START

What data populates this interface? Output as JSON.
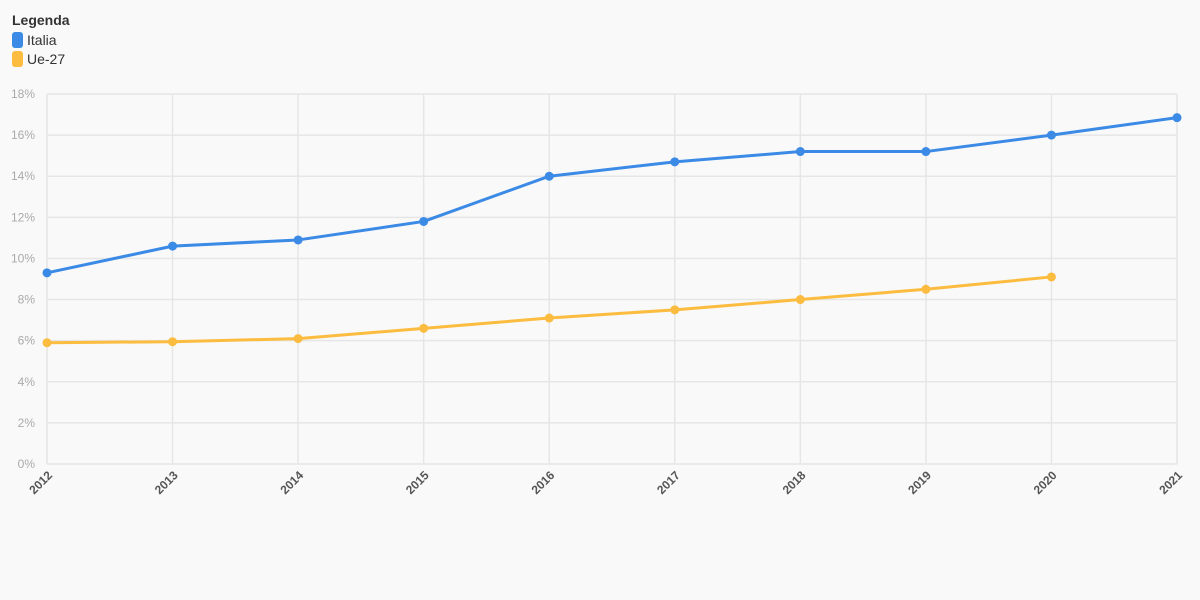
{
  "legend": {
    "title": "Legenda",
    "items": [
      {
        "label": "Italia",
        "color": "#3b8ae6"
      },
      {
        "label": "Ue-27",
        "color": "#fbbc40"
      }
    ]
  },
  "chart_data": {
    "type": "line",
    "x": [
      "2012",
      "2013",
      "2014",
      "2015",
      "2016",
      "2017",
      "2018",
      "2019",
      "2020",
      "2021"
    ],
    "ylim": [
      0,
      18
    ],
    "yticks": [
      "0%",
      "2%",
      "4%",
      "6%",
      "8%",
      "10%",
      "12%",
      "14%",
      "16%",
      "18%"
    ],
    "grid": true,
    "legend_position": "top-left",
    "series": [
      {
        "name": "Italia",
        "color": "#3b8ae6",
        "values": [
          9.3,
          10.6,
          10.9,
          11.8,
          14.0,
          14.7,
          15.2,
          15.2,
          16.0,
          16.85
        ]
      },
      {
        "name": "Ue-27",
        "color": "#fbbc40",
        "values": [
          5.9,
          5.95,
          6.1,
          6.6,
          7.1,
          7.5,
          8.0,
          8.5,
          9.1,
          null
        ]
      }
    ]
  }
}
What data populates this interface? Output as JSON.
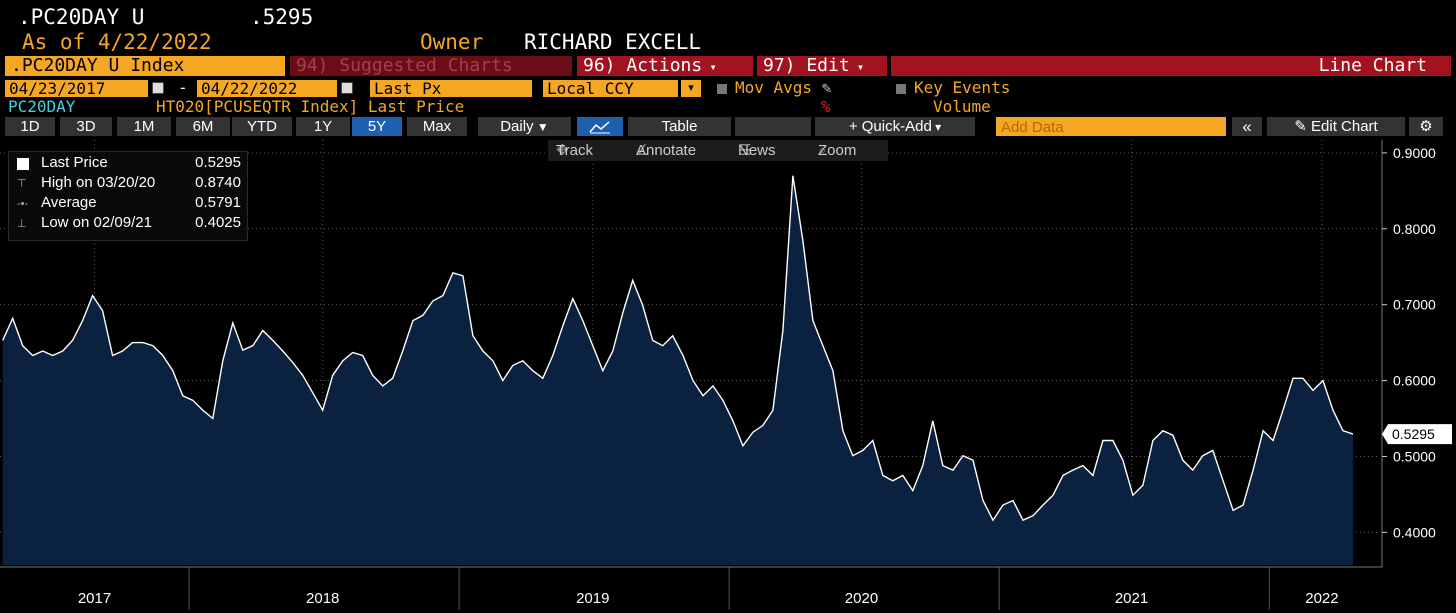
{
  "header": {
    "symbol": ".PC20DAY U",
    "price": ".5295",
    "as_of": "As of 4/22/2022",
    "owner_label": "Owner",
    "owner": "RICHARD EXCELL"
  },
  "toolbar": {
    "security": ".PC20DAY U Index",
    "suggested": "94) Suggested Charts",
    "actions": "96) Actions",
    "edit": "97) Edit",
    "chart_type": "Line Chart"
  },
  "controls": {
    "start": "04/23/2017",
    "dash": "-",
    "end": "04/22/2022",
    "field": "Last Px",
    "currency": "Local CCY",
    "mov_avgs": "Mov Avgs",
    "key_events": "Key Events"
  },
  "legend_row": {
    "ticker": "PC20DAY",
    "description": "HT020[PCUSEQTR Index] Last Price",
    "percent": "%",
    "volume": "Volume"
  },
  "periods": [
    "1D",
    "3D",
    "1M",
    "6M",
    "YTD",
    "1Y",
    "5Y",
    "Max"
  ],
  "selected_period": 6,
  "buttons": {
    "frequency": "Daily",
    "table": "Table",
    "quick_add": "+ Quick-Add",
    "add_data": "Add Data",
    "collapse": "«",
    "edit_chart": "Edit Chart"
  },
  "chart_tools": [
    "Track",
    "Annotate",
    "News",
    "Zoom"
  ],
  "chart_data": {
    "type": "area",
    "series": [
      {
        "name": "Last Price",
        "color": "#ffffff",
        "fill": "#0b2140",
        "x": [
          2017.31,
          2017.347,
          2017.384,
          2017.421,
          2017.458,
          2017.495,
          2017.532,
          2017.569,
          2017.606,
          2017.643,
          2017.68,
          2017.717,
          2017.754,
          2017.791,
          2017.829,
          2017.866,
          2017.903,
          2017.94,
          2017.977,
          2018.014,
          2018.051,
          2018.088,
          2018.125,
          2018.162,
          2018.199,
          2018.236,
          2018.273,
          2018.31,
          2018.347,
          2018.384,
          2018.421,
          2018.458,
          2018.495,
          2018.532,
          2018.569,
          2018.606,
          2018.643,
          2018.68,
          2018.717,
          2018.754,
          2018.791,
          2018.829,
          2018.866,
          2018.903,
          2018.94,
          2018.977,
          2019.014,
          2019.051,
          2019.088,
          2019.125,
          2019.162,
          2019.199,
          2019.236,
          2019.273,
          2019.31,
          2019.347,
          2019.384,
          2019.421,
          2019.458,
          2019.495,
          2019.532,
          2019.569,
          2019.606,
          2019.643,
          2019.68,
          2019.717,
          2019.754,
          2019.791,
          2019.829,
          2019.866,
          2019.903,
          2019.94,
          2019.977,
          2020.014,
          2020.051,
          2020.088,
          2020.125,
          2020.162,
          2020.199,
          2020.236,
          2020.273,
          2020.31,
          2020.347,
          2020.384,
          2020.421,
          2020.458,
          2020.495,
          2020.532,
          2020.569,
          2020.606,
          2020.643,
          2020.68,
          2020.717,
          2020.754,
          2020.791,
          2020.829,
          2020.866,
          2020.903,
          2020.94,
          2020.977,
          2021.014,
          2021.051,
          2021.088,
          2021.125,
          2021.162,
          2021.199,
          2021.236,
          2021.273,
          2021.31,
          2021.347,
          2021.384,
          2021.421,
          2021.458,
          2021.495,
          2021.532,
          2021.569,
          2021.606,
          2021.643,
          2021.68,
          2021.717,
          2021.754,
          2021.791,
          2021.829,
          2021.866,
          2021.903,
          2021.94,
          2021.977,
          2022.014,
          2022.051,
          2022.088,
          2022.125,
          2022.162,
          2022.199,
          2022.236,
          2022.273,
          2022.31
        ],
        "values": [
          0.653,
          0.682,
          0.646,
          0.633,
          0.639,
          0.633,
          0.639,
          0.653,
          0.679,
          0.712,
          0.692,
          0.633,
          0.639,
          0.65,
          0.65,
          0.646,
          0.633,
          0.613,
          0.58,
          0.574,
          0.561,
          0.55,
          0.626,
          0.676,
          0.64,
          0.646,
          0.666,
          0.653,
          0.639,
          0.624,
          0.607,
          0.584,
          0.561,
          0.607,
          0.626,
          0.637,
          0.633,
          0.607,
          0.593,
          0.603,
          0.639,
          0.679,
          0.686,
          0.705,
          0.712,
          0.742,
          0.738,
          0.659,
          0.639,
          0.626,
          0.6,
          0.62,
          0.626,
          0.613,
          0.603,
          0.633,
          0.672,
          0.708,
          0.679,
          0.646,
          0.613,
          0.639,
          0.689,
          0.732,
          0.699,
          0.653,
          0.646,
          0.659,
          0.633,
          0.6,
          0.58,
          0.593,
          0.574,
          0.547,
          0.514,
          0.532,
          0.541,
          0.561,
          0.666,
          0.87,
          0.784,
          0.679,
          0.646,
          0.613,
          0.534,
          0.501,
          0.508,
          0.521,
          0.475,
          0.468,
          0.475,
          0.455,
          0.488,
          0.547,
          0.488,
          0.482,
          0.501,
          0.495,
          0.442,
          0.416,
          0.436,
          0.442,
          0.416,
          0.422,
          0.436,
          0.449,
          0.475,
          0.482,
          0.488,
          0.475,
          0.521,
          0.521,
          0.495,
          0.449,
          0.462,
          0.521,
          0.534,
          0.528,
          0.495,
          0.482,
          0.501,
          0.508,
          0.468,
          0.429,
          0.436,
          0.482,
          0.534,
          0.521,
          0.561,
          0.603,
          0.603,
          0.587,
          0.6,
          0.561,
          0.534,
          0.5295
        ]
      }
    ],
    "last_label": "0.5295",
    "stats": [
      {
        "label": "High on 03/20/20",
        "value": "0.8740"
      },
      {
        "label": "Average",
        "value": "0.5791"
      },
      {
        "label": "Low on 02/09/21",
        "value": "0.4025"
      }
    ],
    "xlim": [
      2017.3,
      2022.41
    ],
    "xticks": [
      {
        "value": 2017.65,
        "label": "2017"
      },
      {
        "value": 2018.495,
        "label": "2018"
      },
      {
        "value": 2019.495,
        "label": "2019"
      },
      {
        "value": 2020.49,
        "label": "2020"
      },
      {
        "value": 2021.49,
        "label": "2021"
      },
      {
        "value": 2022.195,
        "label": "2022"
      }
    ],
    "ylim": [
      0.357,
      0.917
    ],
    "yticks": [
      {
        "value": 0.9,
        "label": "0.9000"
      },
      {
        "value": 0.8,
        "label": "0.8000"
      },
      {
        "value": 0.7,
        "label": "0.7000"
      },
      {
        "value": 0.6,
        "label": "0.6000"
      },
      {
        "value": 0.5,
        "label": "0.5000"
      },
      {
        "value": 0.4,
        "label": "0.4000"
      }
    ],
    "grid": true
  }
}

END

* **Problem description**
Leave images out of the retyped records; keep all else exact.

* **Answer to this task**
What data populates this interface? Output as JSON.
{
  "legend": {
    "title": "Legenda",
    "items": [
      {
        "label": "Italia",
        "color": "#3b8ae6"
      },
      {
        "label": "Ue-27",
        "color": "#fbbc40"
      }
    ]
  },
  "chart_data": {
    "type": "line",
    "x": [
      "2012",
      "2013",
      "2014",
      "2015",
      "2016",
      "2017",
      "2018",
      "2019",
      "2020",
      "2021"
    ],
    "ylim": [
      0,
      18
    ],
    "yticks": [
      "0%",
      "2%",
      "4%",
      "6%",
      "8%",
      "10%",
      "12%",
      "14%",
      "16%",
      "18%"
    ],
    "grid": true,
    "legend_position": "top-left",
    "series": [
      {
        "name": "Italia",
        "color": "#3b8ae6",
        "values": [
          9.3,
          10.6,
          10.9,
          11.8,
          14.0,
          14.7,
          15.2,
          15.2,
          16.0,
          16.85
        ]
      },
      {
        "name": "Ue-27",
        "color": "#fbbc40",
        "values": [
          5.9,
          5.95,
          6.1,
          6.6,
          7.1,
          7.5,
          8.0,
          8.5,
          9.1,
          null
        ]
      }
    ]
  }
}
What data populates this interface? Output as JSON.
{
  "header": {
    "symbol": ".PC20DAY U",
    "price": ".5295",
    "as_of": "As of 4/22/2022",
    "owner_label": "Owner",
    "owner": "RICHARD EXCELL"
  },
  "toolbar": {
    "security": ".PC20DAY U Index",
    "suggested": "94) Suggested Charts",
    "actions": "96) Actions",
    "edit": "97) Edit",
    "chart_type": "Line Chart"
  },
  "controls": {
    "start": "04/23/2017",
    "dash": "-",
    "end": "04/22/2022",
    "field": "Last Px",
    "currency": "Local CCY",
    "mov_avgs": "Mov Avgs",
    "key_events": "Key Events"
  },
  "legend_row": {
    "ticker": "PC20DAY",
    "description": "HT020[PCUSEQTR Index] Last Price",
    "percent": "%",
    "volume": "Volume"
  },
  "periods": [
    "1D",
    "3D",
    "1M",
    "6M",
    "YTD",
    "1Y",
    "5Y",
    "Max"
  ],
  "selected_period": 6,
  "buttons": {
    "frequency": "Daily",
    "table": "Table",
    "quick_add": "+ Quick-Add",
    "add_data": "Add Data",
    "collapse": "«",
    "edit_chart": "Edit Chart"
  },
  "chart_tools": [
    "Track",
    "Annotate",
    "News",
    "Zoom"
  ],
  "chart_data": {
    "type": "area",
    "series": [
      {
        "name": "Last Price",
        "color": "#ffffff",
        "fill": "#0b2140",
        "x": [
          2017.31,
          2017.347,
          2017.384,
          2017.421,
          2017.458,
          2017.495,
          2017.532,
          2017.569,
          2017.606,
          2017.643,
          2017.68,
          2017.717,
          2017.754,
          2017.791,
          2017.829,
          2017.866,
          2017.903,
          2017.94,
          2017.977,
          2018.014,
          2018.051,
          2018.088,
          2018.125,
          2018.162,
          2018.199,
          2018.236,
          2018.273,
          2018.31,
          2018.347,
          2018.384,
          2018.421,
          2018.458,
          2018.495,
          2018.532,
          2018.569,
          2018.606,
          2018.643,
          2018.68,
          2018.717,
          2018.754,
          2018.791,
          2018.829,
          2018.866,
          2018.903,
          2018.94,
          2018.977,
          2019.014,
          2019.051,
          2019.088,
          2019.125,
          2019.162,
          2019.199,
          2019.236,
          2019.273,
          2019.31,
          2019.347,
          2019.384,
          2019.421,
          2019.458,
          2019.495,
          2019.532,
          2019.569,
          2019.606,
          2019.643,
          2019.68,
          2019.717,
          2019.754,
          2019.791,
          2019.829,
          2019.866,
          2019.903,
          2019.94,
          2019.977,
          2020.014,
          2020.051,
          2020.088,
          2020.125,
          2020.162,
          2020.199,
          2020.236,
          2020.273,
          2020.31,
          2020.347,
          2020.384,
          2020.421,
          2020.458,
          2020.495,
          2020.532,
          2020.569,
          2020.606,
          2020.643,
          2020.68,
          2020.717,
          2020.754,
          2020.791,
          2020.829,
          2020.866,
          2020.903,
          2020.94,
          2020.977,
          2021.014,
          2021.051,
          2021.088,
          2021.125,
          2021.162,
          2021.199,
          2021.236,
          2021.273,
          2021.31,
          2021.347,
          2021.384,
          2021.421,
          2021.458,
          2021.495,
          2021.532,
          2021.569,
          2021.606,
          2021.643,
          2021.68,
          2021.717,
          2021.754,
          2021.791,
          2021.829,
          2021.866,
          2021.903,
          2021.94,
          2021.977,
          2022.014,
          2022.051,
          2022.088,
          2022.125,
          2022.162,
          2022.199,
          2022.236,
          2022.273,
          2022.31
        ],
        "values": [
          0.653,
          0.682,
          0.646,
          0.633,
          0.639,
          0.633,
          0.639,
          0.653,
          0.679,
          0.712,
          0.692,
          0.633,
          0.639,
          0.65,
          0.65,
          0.646,
          0.633,
          0.613,
          0.58,
          0.574,
          0.561,
          0.55,
          0.626,
          0.676,
          0.64,
          0.646,
          0.666,
          0.653,
          0.639,
          0.624,
          0.607,
          0.584,
          0.561,
          0.607,
          0.626,
          0.637,
          0.633,
          0.607,
          0.593,
          0.603,
          0.639,
          0.679,
          0.686,
          0.705,
          0.712,
          0.742,
          0.738,
          0.659,
          0.639,
          0.626,
          0.6,
          0.62,
          0.626,
          0.613,
          0.603,
          0.633,
          0.672,
          0.708,
          0.679,
          0.646,
          0.613,
          0.639,
          0.689,
          0.732,
          0.699,
          0.653,
          0.646,
          0.659,
          0.633,
          0.6,
          0.58,
          0.593,
          0.574,
          0.547,
          0.514,
          0.532,
          0.541,
          0.561,
          0.666,
          0.87,
          0.784,
          0.679,
          0.646,
          0.613,
          0.534,
          0.501,
          0.508,
          0.521,
          0.475,
          0.468,
          0.475,
          0.455,
          0.488,
          0.547,
          0.488,
          0.482,
          0.501,
          0.495,
          0.442,
          0.416,
          0.436,
          0.442,
          0.416,
          0.422,
          0.436,
          0.449,
          0.475,
          0.482,
          0.488,
          0.475,
          0.521,
          0.521,
          0.495,
          0.449,
          0.462,
          0.521,
          0.534,
          0.528,
          0.495,
          0.482,
          0.501,
          0.508,
          0.468,
          0.429,
          0.436,
          0.482,
          0.534,
          0.521,
          0.561,
          0.603,
          0.603,
          0.587,
          0.6,
          0.561,
          0.534,
          0.5295
        ]
      }
    ],
    "last_label": "0.5295",
    "stats": [
      {
        "label": "High on 03/20/20",
        "value": "0.8740"
      },
      {
        "label": "Average",
        "value": "0.5791"
      },
      {
        "label": "Low on 02/09/21",
        "value": "0.4025"
      }
    ],
    "xlim": [
      2017.3,
      2022.41
    ],
    "xticks": [
      {
        "value": 2017.65,
        "label": "2017"
      },
      {
        "value": 2018.495,
        "label": "2018"
      },
      {
        "value": 2019.495,
        "label": "2019"
      },
      {
        "value": 2020.49,
        "label": "2020"
      },
      {
        "value": 2021.49,
        "label": "2021"
      },
      {
        "value": 2022.195,
        "label": "2022"
      }
    ],
    "ylim": [
      0.357,
      0.917
    ],
    "yticks": [
      {
        "value": 0.9,
        "label": "0.9000"
      },
      {
        "value": 0.8,
        "label": "0.8000"
      },
      {
        "value": 0.7,
        "label": "0.7000"
      },
      {
        "value": 0.6,
        "label": "0.6000"
      },
      {
        "value": 0.5,
        "label": "0.5000"
      },
      {
        "value": 0.4,
        "label": "0.4000"
      }
    ],
    "grid": true
  }
}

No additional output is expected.